**DATA**:
-------------------------
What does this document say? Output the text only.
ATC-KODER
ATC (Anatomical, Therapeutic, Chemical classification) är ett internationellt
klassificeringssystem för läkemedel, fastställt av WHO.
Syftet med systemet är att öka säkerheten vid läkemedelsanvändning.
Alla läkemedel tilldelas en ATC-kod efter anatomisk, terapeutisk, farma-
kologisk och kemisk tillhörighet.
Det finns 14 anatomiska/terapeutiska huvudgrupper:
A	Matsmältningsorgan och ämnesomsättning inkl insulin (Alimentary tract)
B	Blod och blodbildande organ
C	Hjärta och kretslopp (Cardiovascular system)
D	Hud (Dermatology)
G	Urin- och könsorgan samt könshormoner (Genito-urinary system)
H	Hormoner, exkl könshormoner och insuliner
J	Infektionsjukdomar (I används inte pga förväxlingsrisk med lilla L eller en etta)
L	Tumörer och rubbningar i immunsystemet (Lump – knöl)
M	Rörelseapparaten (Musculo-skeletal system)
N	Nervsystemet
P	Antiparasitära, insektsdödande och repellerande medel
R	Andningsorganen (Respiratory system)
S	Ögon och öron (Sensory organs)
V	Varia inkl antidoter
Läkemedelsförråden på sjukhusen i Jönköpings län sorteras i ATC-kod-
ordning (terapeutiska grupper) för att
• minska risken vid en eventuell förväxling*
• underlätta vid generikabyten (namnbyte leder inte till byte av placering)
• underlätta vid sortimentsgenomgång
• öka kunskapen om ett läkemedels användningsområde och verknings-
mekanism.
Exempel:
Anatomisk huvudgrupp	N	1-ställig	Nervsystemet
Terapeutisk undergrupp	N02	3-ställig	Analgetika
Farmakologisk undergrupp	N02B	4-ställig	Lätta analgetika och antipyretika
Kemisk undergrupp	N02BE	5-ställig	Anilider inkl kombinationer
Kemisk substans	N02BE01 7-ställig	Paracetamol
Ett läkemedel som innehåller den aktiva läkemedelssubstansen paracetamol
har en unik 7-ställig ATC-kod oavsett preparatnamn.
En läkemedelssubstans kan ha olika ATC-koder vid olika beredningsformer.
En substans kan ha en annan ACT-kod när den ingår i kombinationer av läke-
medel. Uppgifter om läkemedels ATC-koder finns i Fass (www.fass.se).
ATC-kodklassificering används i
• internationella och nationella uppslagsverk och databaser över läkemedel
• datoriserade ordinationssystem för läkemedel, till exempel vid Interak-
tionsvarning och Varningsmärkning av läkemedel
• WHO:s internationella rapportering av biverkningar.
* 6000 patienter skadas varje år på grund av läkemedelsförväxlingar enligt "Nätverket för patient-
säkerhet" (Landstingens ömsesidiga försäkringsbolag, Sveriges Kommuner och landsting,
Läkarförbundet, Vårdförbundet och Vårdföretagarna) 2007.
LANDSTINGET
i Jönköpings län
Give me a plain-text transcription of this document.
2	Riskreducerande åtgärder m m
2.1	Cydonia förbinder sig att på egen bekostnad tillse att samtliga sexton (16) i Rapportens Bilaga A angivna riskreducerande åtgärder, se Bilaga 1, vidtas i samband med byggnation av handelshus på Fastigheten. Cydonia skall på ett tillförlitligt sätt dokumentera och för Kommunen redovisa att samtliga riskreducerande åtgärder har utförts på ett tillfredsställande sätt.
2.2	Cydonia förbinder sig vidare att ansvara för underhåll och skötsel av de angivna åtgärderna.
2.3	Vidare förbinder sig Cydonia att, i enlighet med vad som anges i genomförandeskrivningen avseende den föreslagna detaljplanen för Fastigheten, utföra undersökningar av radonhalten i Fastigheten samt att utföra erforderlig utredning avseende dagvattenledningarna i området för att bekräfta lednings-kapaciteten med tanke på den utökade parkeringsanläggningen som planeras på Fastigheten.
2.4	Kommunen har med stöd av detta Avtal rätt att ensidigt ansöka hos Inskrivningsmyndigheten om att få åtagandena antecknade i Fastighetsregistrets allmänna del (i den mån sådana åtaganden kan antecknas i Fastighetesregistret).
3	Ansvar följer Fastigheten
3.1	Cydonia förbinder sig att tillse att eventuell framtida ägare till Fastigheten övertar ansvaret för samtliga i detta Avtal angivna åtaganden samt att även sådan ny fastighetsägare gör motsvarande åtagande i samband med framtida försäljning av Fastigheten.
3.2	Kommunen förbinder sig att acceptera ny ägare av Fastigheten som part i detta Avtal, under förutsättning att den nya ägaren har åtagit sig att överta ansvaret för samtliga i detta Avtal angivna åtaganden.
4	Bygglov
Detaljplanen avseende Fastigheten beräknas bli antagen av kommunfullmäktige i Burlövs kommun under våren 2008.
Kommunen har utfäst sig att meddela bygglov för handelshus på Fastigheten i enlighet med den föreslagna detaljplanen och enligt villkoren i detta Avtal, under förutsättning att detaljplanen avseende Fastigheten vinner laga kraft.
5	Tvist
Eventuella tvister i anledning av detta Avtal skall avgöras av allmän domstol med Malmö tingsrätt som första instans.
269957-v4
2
-------------------------
**PROBLEM**: Exactly as they stand, write out all of the entries.

**REPLY TO THE TASK**:
What does this document say? Output the text only.
ATC-KODER
ATC (Anatomical, Therapeutic, Chemical classification) är ett internationellt
klassificeringssystem för läkemedel, fastställt av WHO.
Syftet med systemet är att öka säkerheten vid läkemedelsanvändning.
Alla läkemedel tilldelas en ATC-kod efter anatomisk, terapeutisk, farma-
kologisk och kemisk tillhörighet.
Det finns 14 anatomiska/terapeutiska huvudgrupper:
A	Matsmältningsorgan och ämnesomsättning inkl insulin (Alimentary tract)
B	Blod och blodbildande organ
C	Hjärta och kretslopp (Cardiovascular system)
D	Hud (Dermatology)
G	Urin- och könsorgan samt könshormoner (Genito-urinary system)
H	Hormoner, exkl könshormoner och insuliner
J	Infektionsjukdomar (I används inte pga förväxlingsrisk med lilla L eller en etta)
L	Tumörer och rubbningar i immunsystemet (Lump – knöl)
M	Rörelseapparaten (Musculo-skeletal system)
N	Nervsystemet
P	Antiparasitära, insektsdödande och repellerande medel
R	Andningsorganen (Respiratory system)
S	Ögon och öron (Sensory organs)
V	Varia inkl antidoter
Läkemedelsförråden på sjukhusen i Jönköpings län sorteras i ATC-kod-
ordning (terapeutiska grupper) för att
• minska risken vid en eventuell förväxling*
• underlätta vid generikabyten (namnbyte leder inte till byte av placering)
• underlätta vid sortimentsgenomgång
• öka kunskapen om ett läkemedels användningsområde och verknings-
mekanism.
Exempel:
Anatomisk huvudgrupp	N	1-ställig	Nervsystemet
Terapeutisk undergrupp	N02	3-ställig	Analgetika
Farmakologisk undergrupp	N02B	4-ställig	Lätta analgetika och antipyretika
Kemisk undergrupp	N02BE	5-ställig	Anilider inkl kombinationer
Kemisk substans	N02BE01 7-ställig	Paracetamol
Ett läkemedel som innehåller den aktiva läkemedelssubstansen paracetamol
har en unik 7-ställig ATC-kod oavsett preparatnamn.
En läkemedelssubstans kan ha olika ATC-koder vid olika beredningsformer.
En substans kan ha en annan ACT-kod när den ingår i kombinationer av läke-
medel. Uppgifter om läkemedels ATC-koder finns i Fass (www.fass.se).
ATC-kodklassificering används i
• internationella och nationella uppslagsverk och databaser över läkemedel
• datoriserade ordinationssystem för läkemedel, till exempel vid Interak-
tionsvarning och Varningsmärkning av läkemedel
• WHO:s internationella rapportering av biverkningar.
* 6000 patienter skadas varje år på grund av läkemedelsförväxlingar enligt "Nätverket för patient-
säkerhet" (Landstingens ömsesidiga försäkringsbolag, Sveriges Kommuner och landsting,
Läkarförbundet, Vårdförbundet och Vårdföretagarna) 2007.
LANDSTINGET
i Jönköpings län
Give me a plain-text transcription of this document.
2	Riskreducerande åtgärder m m
2.1	Cydonia förbinder sig att på egen bekostnad tillse att samtliga sexton (16) i Rapportens Bilaga A angivna riskreducerande åtgärder, se Bilaga 1, vidtas i samband med byggnation av handelshus på Fastigheten. Cydonia skall på ett tillförlitligt sätt dokumentera och för Kommunen redovisa att samtliga riskreducerande åtgärder har utförts på ett tillfredsställande sätt.
2.2	Cydonia förbinder sig vidare att ansvara för underhåll och skötsel av de angivna åtgärderna.
2.3	Vidare förbinder sig Cydonia att, i enlighet med vad som anges i genomförandeskrivningen avseende den föreslagna detaljplanen för Fastigheten, utföra undersökningar av radonhalten i Fastigheten samt att utföra erforderlig utredning avseende dagvattenledningarna i området för att bekräfta lednings-kapaciteten med tanke på den utökade parkeringsanläggningen som planeras på Fastigheten.
2.4	Kommunen har med stöd av detta Avtal rätt att ensidigt ansöka hos Inskrivningsmyndigheten om att få åtagandena antecknade i Fastighetsregistrets allmänna del (i den mån sådana åtaganden kan antecknas i Fastighetesregistret).
3	Ansvar följer Fastigheten
3.1	Cydonia förbinder sig att tillse att eventuell framtida ägare till Fastigheten övertar ansvaret för samtliga i detta Avtal angivna åtaganden samt att även sådan ny fastighetsägare gör motsvarande åtagande i samband med framtida försäljning av Fastigheten.
3.2	Kommunen förbinder sig att acceptera ny ägare av Fastigheten som part i detta Avtal, under förutsättning att den nya ägaren har åtagit sig att överta ansvaret för samtliga i detta Avtal angivna åtaganden.
4	Bygglov
Detaljplanen avseende Fastigheten beräknas bli antagen av kommunfullmäktige i Burlövs kommun under våren 2008.
Kommunen har utfäst sig att meddela bygglov för handelshus på Fastigheten i enlighet med den föreslagna detaljplanen och enligt villkoren i detta Avtal, under förutsättning att detaljplanen avseende Fastigheten vinner laga kraft.
5	Tvist
Eventuella tvister i anledning av detta Avtal skall avgöras av allmän domstol med Malmö tingsrätt som första instans.
269957-v4
2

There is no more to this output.